__Stated task__:
Would it be possible to write out each entry below exactly, without the pictures?

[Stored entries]
* start *
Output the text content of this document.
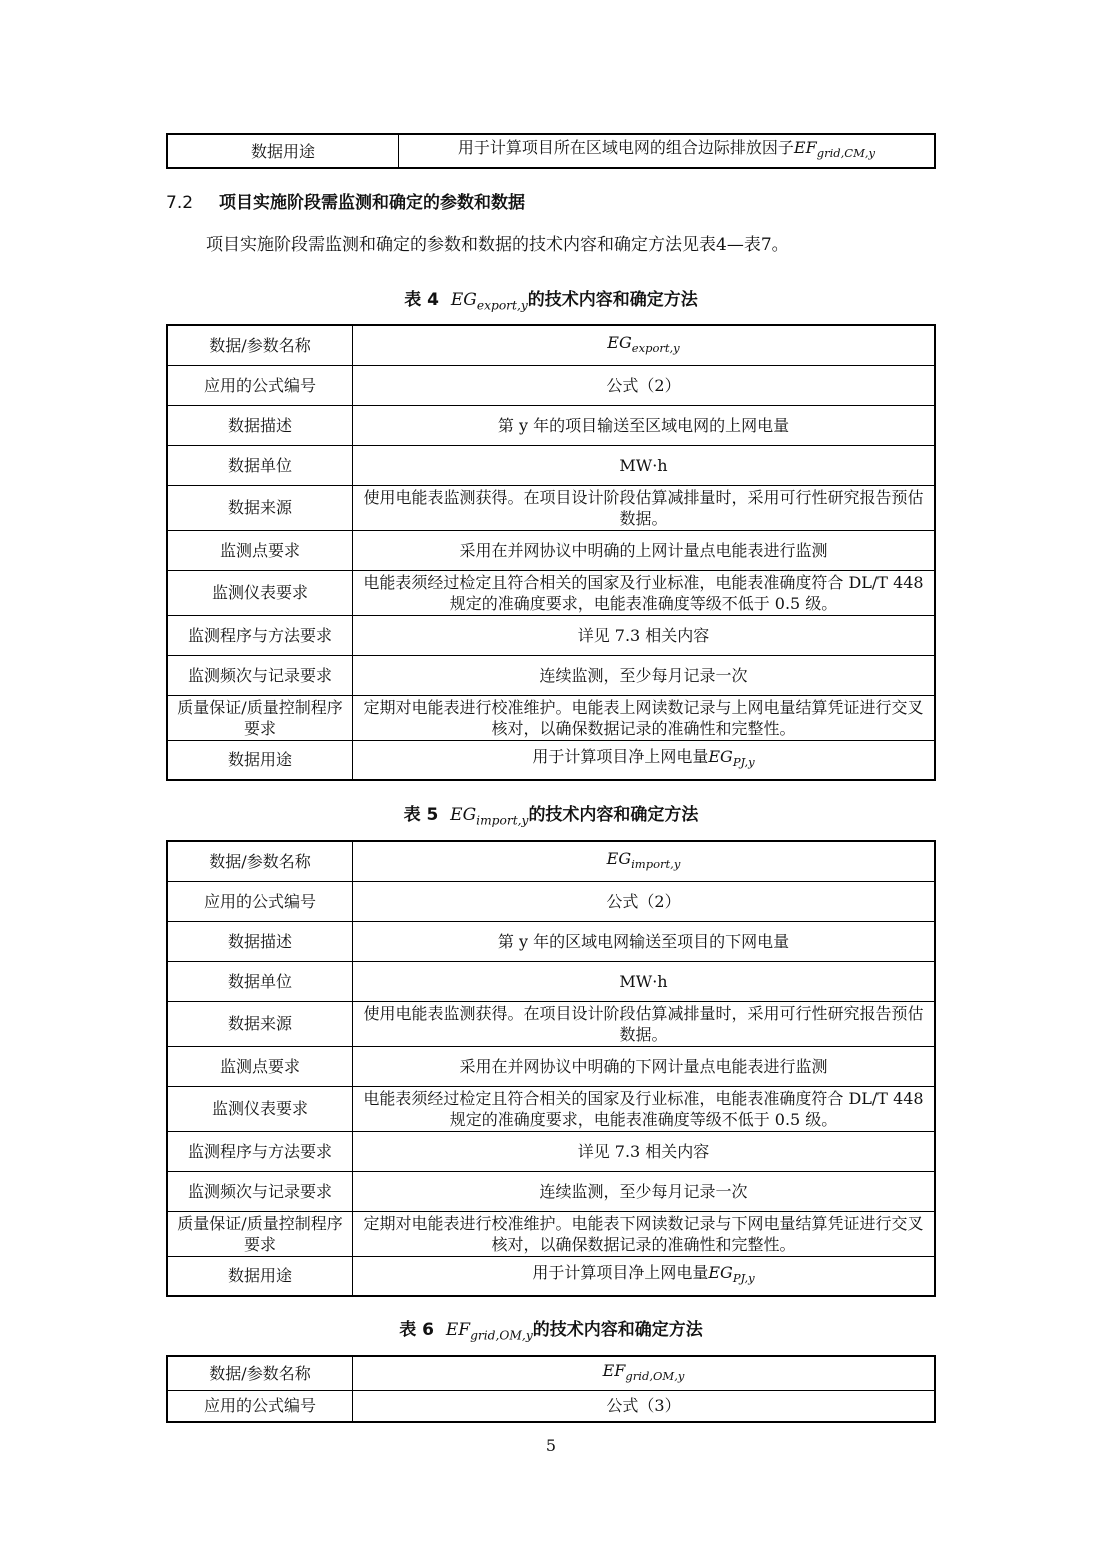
数据用途	用于计算项目所在区域电网的组合边际排放因子$EF_{grid,CM,y}$
7.2 项目实施阶段需监测和确定的参数和数据
项目实施阶段需监测和确定的参数和数据的技术内容和确定方法见表4—表7。
表 4 $EG_{export,y}$的技术内容和确定方法
数据/参数名称	$EG_{export,y}$
应用的公式编号	公式（2）
数据描述	第 y 年的项目输送至区域电网的上网电量
数据单位	MW·h
数据来源	使用电能表监测获得。在项目设计阶段估算减排量时，采用可行性研究报告预估数据。
监测点要求	采用在并网协议中明确的上网计量点电能表进行监测
监测仪表要求	电能表须经过检定且符合相关的国家及行业标准，电能表准确度符合 DL/T 448 规定的准确度要求，电能表准确度等级不低于 0.5 级。
监测程序与方法要求	详见 7.3 相关内容
监测频次与记录要求	连续监测，至少每月记录一次
质量保证/质量控制程序要求	定期对电能表进行校准维护。电能表上网读数记录与上网电量结算凭证进行交叉核对，以确保数据记录的准确性和完整性。
数据用途	用于计算项目净上网电量$EG_{PJ,y}$
表 5 $EG_{import,y}$的技术内容和确定方法
数据/参数名称	$EG_{import,y}$
应用的公式编号	公式（2）
数据描述	第 y 年的区域电网输送至项目的下网电量
数据单位	MW·h
数据来源	使用电能表监测获得。在项目设计阶段估算减排量时，采用可行性研究报告预估数据。
监测点要求	采用在并网协议中明确的下网计量点电能表进行监测
监测仪表要求	电能表须经过检定且符合相关的国家及行业标准，电能表准确度符合 DL/T 448 规定的准确度要求，电能表准确度等级不低于 0.5 级。
监测程序与方法要求	详见 7.3 相关内容
监测频次与记录要求	连续监测，至少每月记录一次
质量保证/质量控制程序要求	定期对电能表进行校准维护。电能表下网读数记录与下网电量结算凭证进行交叉核对，以确保数据记录的准确性和完整性。
数据用途	用于计算项目净上网电量$EG_{PJ,y}$
表 6 $EF_{grid,OM,y}$的技术内容和确定方法
数据/参数名称	$EF_{grid,OM,y}$
应用的公式编号	公式（3）
5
* end *
__Correct response__:
Output the text content of this document.
数据用途	用于计算项目所在区域电网的组合边际排放因子$EF_{grid,CM,y}$
7.2 项目实施阶段需监测和确定的参数和数据
项目实施阶段需监测和确定的参数和数据的技术内容和确定方法见表4—表7。
表 4 $EG_{export,y}$的技术内容和确定方法
数据/参数名称	$EG_{export,y}$
应用的公式编号	公式（2）
数据描述	第 y 年的项目输送至区域电网的上网电量
数据单位	MW·h
数据来源	使用电能表监测获得。在项目设计阶段估算减排量时，采用可行性研究报告预估数据。
监测点要求	采用在并网协议中明确的上网计量点电能表进行监测
监测仪表要求	电能表须经过检定且符合相关的国家及行业标准，电能表准确度符合 DL/T 448 规定的准确度要求，电能表准确度等级不低于 0.5 级。
监测程序与方法要求	详见 7.3 相关内容
监测频次与记录要求	连续监测，至少每月记录一次
质量保证/质量控制程序要求	定期对电能表进行校准维护。电能表上网读数记录与上网电量结算凭证进行交叉核对，以确保数据记录的准确性和完整性。
数据用途	用于计算项目净上网电量$EG_{PJ,y}$
表 5 $EG_{import,y}$的技术内容和确定方法
数据/参数名称	$EG_{import,y}$
应用的公式编号	公式（2）
数据描述	第 y 年的区域电网输送至项目的下网电量
数据单位	MW·h
数据来源	使用电能表监测获得。在项目设计阶段估算减排量时，采用可行性研究报告预估数据。
监测点要求	采用在并网协议中明确的下网计量点电能表进行监测
监测仪表要求	电能表须经过检定且符合相关的国家及行业标准，电能表准确度符合 DL/T 448 规定的准确度要求，电能表准确度等级不低于 0.5 级。
监测程序与方法要求	详见 7.3 相关内容
监测频次与记录要求	连续监测，至少每月记录一次
质量保证/质量控制程序要求	定期对电能表进行校准维护。电能表下网读数记录与下网电量结算凭证进行交叉核对，以确保数据记录的准确性和完整性。
数据用途	用于计算项目净上网电量$EG_{PJ,y}$
表 6 $EF_{grid,OM,y}$的技术内容和确定方法
数据/参数名称	$EF_{grid,OM,y}$
应用的公式编号	公式（3）
5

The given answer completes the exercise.